→ **Short task**
In the records that follow, show each line where the word "values" is present.

* Begin Entries *

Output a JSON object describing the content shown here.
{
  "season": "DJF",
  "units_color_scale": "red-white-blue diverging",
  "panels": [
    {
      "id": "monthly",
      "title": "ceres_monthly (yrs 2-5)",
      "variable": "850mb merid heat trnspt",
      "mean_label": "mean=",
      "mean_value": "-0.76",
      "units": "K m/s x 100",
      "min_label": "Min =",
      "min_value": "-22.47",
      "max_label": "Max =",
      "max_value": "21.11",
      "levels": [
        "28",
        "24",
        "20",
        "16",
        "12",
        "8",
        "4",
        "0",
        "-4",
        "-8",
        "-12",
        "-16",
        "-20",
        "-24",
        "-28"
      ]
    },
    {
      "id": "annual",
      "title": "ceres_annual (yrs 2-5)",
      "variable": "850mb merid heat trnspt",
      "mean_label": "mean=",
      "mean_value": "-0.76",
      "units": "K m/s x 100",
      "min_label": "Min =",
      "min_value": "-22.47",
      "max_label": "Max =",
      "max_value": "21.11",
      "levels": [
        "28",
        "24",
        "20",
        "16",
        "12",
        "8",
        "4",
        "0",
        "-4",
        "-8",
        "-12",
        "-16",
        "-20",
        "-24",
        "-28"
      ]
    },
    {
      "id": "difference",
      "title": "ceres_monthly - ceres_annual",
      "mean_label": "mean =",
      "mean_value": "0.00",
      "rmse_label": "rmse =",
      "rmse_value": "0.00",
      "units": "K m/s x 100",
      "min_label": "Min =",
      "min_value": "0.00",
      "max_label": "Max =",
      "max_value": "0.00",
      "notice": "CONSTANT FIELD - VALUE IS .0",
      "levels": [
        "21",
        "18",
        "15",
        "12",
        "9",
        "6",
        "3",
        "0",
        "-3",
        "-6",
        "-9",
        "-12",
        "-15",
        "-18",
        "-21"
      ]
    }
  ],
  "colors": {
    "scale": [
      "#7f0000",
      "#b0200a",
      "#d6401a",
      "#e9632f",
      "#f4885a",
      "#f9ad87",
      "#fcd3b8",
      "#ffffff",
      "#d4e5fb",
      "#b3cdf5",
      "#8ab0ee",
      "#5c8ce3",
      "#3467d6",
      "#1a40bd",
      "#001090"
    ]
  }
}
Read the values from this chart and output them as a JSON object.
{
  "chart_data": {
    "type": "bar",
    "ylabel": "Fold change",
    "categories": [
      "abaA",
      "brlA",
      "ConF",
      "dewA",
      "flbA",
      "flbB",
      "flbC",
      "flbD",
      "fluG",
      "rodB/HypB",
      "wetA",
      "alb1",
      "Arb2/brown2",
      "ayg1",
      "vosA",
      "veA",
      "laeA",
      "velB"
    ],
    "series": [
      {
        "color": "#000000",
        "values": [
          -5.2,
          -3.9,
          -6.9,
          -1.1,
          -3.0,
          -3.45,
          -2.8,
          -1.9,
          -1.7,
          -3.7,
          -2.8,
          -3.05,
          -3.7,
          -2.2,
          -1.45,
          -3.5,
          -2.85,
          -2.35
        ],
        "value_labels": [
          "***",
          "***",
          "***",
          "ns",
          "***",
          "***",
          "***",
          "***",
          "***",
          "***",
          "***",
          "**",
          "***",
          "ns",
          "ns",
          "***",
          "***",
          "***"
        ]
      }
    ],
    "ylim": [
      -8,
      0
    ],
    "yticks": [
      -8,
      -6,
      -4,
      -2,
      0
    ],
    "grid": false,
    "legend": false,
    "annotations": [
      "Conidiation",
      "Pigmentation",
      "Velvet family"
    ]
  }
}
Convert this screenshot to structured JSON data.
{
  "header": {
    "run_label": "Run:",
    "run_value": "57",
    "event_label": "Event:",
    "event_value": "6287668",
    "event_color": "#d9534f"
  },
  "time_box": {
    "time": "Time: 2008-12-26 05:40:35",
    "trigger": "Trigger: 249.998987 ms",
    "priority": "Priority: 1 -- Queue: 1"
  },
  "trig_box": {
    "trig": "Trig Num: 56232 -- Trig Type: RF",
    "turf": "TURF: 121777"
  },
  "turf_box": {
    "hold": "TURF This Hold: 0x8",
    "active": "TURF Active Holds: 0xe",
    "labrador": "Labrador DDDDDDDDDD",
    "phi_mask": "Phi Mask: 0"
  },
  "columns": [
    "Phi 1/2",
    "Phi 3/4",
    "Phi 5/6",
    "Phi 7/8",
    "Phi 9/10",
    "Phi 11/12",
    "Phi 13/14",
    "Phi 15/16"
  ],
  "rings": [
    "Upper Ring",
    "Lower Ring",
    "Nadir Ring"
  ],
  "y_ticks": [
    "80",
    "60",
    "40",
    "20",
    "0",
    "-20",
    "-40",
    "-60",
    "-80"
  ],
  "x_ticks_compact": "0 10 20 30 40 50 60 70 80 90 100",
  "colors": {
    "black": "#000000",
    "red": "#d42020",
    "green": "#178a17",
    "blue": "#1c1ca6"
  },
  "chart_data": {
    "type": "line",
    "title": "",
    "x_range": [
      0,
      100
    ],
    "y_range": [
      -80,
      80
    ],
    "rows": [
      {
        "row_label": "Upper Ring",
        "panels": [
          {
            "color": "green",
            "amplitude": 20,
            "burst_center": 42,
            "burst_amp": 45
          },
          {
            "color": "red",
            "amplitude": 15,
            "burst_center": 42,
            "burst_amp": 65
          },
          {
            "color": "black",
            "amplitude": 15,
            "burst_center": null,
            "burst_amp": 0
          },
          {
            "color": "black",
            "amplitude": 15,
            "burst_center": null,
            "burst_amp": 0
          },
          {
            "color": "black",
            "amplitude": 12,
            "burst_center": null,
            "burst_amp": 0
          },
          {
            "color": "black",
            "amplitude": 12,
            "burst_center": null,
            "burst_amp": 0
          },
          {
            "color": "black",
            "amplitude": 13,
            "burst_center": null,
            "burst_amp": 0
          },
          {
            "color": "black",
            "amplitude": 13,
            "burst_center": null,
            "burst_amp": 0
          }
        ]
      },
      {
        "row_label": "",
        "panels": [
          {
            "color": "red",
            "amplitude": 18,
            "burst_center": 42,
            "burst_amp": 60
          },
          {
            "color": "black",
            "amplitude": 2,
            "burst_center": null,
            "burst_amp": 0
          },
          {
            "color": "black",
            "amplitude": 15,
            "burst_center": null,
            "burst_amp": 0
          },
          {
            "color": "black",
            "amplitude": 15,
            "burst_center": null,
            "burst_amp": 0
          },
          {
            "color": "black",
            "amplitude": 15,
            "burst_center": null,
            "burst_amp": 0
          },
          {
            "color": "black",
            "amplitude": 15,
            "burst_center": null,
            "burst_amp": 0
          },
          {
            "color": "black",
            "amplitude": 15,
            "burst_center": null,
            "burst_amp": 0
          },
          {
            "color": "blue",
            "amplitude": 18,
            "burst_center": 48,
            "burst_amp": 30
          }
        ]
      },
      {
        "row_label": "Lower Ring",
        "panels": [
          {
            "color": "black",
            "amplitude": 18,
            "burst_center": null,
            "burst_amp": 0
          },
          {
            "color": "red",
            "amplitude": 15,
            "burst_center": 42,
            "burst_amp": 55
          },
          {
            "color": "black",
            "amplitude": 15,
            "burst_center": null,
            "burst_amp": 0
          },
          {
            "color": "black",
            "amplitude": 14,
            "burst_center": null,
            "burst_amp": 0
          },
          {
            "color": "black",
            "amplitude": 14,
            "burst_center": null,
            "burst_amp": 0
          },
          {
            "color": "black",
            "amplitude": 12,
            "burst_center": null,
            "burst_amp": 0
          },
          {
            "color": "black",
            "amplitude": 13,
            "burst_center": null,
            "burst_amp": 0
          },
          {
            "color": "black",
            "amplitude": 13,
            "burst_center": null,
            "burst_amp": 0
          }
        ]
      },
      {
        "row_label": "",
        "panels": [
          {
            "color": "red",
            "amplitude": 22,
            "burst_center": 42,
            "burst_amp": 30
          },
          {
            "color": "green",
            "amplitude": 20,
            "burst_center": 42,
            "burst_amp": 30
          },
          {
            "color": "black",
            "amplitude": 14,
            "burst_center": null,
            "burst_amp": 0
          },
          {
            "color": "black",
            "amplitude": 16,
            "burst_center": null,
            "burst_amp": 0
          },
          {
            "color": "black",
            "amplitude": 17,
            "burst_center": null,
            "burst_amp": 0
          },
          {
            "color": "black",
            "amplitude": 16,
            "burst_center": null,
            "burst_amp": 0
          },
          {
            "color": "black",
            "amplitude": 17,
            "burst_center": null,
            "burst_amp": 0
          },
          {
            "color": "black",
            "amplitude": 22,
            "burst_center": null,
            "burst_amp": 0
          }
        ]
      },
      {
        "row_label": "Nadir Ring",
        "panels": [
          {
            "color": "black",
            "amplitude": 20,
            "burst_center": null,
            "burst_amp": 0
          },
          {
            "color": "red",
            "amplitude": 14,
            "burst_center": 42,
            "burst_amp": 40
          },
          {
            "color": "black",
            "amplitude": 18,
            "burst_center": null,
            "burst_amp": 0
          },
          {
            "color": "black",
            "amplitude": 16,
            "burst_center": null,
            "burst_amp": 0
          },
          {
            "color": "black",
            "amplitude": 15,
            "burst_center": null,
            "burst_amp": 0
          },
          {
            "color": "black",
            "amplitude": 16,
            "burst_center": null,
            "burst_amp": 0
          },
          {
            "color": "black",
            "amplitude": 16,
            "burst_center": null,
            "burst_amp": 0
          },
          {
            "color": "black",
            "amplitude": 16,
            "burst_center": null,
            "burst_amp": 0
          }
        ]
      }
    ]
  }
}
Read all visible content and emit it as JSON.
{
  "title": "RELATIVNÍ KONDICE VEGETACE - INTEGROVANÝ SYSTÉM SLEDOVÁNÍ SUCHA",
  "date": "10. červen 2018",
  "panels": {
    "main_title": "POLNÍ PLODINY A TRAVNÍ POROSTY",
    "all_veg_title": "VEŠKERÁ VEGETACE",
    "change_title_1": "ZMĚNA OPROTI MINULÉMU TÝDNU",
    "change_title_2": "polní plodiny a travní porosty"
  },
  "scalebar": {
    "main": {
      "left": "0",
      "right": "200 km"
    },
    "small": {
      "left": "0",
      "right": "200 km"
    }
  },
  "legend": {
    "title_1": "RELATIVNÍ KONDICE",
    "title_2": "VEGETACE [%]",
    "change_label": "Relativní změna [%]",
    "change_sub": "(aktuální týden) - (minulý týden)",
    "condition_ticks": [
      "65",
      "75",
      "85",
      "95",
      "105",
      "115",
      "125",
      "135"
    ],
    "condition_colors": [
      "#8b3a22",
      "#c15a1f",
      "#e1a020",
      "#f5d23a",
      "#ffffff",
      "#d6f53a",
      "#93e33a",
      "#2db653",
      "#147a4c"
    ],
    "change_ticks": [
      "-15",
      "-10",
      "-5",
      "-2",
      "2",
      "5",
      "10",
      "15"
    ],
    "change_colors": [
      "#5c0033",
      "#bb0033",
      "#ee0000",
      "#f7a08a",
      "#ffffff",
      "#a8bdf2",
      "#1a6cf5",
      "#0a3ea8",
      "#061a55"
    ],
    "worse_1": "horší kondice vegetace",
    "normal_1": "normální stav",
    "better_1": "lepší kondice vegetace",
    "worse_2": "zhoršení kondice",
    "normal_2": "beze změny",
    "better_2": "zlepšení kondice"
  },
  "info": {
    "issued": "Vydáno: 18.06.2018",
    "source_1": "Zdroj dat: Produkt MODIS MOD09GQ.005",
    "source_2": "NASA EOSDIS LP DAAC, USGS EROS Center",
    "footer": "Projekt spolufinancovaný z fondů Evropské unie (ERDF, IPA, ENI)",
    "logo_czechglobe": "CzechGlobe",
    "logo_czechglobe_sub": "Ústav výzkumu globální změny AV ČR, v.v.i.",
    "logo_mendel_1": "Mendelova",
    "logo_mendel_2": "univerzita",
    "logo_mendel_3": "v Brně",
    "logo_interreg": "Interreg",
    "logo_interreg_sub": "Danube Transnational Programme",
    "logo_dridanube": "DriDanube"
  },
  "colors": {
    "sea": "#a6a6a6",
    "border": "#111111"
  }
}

* End Entries *

→ **Solution to this task**
Read the values from this chart and output them as a JSON object.
        "values": [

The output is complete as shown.